■ Set exercise
Give back the whole listing exactly as shown.

---

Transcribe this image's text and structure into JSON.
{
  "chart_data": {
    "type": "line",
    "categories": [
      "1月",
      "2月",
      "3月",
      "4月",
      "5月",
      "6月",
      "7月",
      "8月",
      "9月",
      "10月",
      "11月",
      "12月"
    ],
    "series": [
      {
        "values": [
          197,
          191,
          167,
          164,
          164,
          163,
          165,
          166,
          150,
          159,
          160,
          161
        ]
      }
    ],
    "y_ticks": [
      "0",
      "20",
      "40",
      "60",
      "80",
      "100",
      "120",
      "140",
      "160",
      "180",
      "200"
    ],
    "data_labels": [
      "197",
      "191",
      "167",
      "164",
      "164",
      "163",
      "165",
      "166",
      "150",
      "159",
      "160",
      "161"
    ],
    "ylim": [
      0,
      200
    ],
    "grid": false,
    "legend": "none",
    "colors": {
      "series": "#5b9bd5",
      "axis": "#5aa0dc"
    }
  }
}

---

■ Task answer
Transcribe this image's text and structure into JSON.
{
  "chart_data": {
    "type": "line",
    "categories": [
      "1月",
      "2月",
      "3月",
      "4月",
      "5月",
      "6月",
      "7月",
      "8月",
      "9月",
      "10月",
      "11月",
      "12月"
    ],
    "series": [
      {
        "values": [
          197,
          191,
          167,
          164,
          164,
          163,
          165,
          166,
          150,
          159,
          160,
          161
        ]
      }
    ],
    "y_ticks": [
      "0",
      "20",
      "40",
      "60",
      "80",
      "100",
      "120",
      "140",
      "160",
      "180",
      "200"
    ],
    "data_labels": [
      "197",
      "191",
      "167",
      "164",
      "164",
      "163",
      "165",
      "166",
      "150",
      "159",
      "160",
      "161"
    ],
    "ylim": [
      0,
      200
    ],
    "grid": false,
    "legend": "none",
    "colors": {
      "series": "#5b9bd5",
      "axis": "#5aa0dc"
    }
  }
}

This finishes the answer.